SOURCE DOCUMENT ▸
+ + + + +

Feeding a Starving Soul

I have a question for you.

What are you feeding your soul?
What are you taking in, on a regular basis, to nourish your inner being?
What stories are you reading? What songs are you listening to?
What new places are you visiting, be they near or far?
Do you even know if your soul is hungry? Do you know if it’s starved? And if you know this much, do you know what your soul is hungry for?

These are the questions that bubbled up for me, today. In recent days I have found myself surprisingly fed on a soul level – so much so that I didn’t even know I was starving…

Recently I started reading a new fiction book, a modern book about an ancient Goddess. It was recommended to me by someone I’ve known for a long time who said she reminded him of me. Not that I think myself a Goddess (nor does he), but there are some strange parallels in her story and mine – though perhaps it is the story of most women, if you look deep enough.

This story is epic in its scope; simultaneously reaching into the depths of mythology and the depths of the heart of a woman. It has been ages since a book enchanted me so. It has been so long since a book has touched my heart and sense of wonder so deeply that I actually feel closer to myself.

For the gift of this book, (entitled Circe by Madeline Miller for those of you wondering) ,I am so very grateful. For the gift of wonder and remembering, I am grateful.

This moment serves to remind you, too, please search out nourishment for your spirit, for your soul. Whatever form that takes, for it is fuel for you and you alone. You can’t create from an empty tank. Trust me. I’d been running on fumes for far too long and I didn’t even know it.
 

Creativity and Prometheus

This morning I was reading about Greek mythology, when I was struck by the myth of Prometheus. I was already quite familiar with the story, but this time, it applied to the life of an artist. Allow me to explain.

The story of Prometheus is one of a mortal, a Titan, who challenged Zeus, the chief Olympian God.

There was a feast, where the mortals came to “settle the debts” with the Gods. Prometheus tricked Zeus with his offerings, and Zeus, in a word, fell for his trick. This enraged Zeus to such a great degree that Zeus took fire from the mortals.

Fire, itself, not only represents cooking and nourishment, but it is also a symbol of creativity, of passion.

Prometheus turned around and bravely stole the secret fire back from the Gods and gave it to humanity. Zeus was outraged! The punishments were severe. Zeus, in his rage, sent Pandora to live amongst the humans, unleashing all kinds of plagues and evil upon the humans.

+ + + + +

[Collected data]
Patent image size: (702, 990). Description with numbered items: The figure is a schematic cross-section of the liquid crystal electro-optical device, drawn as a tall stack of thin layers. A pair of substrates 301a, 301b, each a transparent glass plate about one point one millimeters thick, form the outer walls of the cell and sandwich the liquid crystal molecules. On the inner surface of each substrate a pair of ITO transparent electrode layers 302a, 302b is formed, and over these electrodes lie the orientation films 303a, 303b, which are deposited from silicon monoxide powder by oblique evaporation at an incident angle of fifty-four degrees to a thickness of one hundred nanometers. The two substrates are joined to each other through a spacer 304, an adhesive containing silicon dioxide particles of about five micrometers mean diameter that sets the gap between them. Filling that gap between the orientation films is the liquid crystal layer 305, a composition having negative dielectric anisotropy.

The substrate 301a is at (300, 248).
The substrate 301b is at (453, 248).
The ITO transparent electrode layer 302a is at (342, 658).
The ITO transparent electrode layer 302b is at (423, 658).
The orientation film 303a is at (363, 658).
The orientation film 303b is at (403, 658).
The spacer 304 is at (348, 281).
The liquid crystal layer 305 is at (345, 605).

+ + + + +

TO BE DONE ▸
• A. Summarize the blog post in two sentences.
• B. Please quote the blog post word for word, starting with "This moment serves" and going on through "from the mortals.".
These lines have nothing to do with the blog post.

THE RESPONSES ▸
• A. The writer asks what readers feed their souls, describes being unexpectedly nourished by the novel Circe by Madeline Miller, and urges readers to seek nourishment for their spirit, since no one can create from an empty tank. The post then retells the myth of Prometheus, who tricked Zeus and then stole back the fire Zeus had taken from mortals, fire being a symbol of creativity and passion.

• B.
This moment serves to remind you, too, please search out nourishment for your spirit, for your soul. Whatever form that takes, for it is fuel for you and you alone. You can’t create from an empty tank. Trust me. I’d been running on fumes for far too long and I didn’t even know it.
 

Creativity and Prometheus

This morning I was reading about Greek mythology, when I was struck by the myth of Prometheus. I was already quite familiar with the story, but this time, it applied to the life of an artist. Allow me to explain.

The story of Prometheus is one of a mortal, a Titan, who challenged Zeus, the chief Olympian God.

There was a feast, where the mortals came to “settle the debts” with the Gods. Prometheus tricked Zeus with his offerings, and Zeus, in a word, fell for his trick. This enraged Zeus to such a great degree that Zeus took fire from the mortals.